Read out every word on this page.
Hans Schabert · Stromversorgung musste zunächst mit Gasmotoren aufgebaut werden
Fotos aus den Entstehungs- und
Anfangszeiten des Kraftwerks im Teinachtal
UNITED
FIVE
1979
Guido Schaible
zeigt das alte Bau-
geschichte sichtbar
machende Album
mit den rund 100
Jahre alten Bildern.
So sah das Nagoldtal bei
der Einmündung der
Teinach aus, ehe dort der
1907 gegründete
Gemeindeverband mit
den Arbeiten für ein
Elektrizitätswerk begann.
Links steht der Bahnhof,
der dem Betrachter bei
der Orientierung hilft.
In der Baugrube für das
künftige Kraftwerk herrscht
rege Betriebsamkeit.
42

Given task: Exactly as shown, repeat every record.

Problem solution:
Read out every word on this page.
Hans Schabert · Stromversorgung musste zunächst mit Gasmotoren aufgebaut werden
Fotos aus den Entstehungs- und
Anfangszeiten des Kraftwerks im Teinachtal
UNITED
FIVE
1979
Guido Schaible
zeigt das alte Bau-
geschichte sichtbar
machende Album
mit den rund 100
Jahre alten Bildern.
So sah das Nagoldtal bei
der Einmündung der
Teinach aus, ehe dort der
1907 gegründete
Gemeindeverband mit
den Arbeiten für ein
Elektrizitätswerk begann.
Links steht der Bahnhof,
der dem Betrachter bei
der Orientierung hilft.
In der Baugrube für das
künftige Kraftwerk herrscht
rege Betriebsamkeit.
42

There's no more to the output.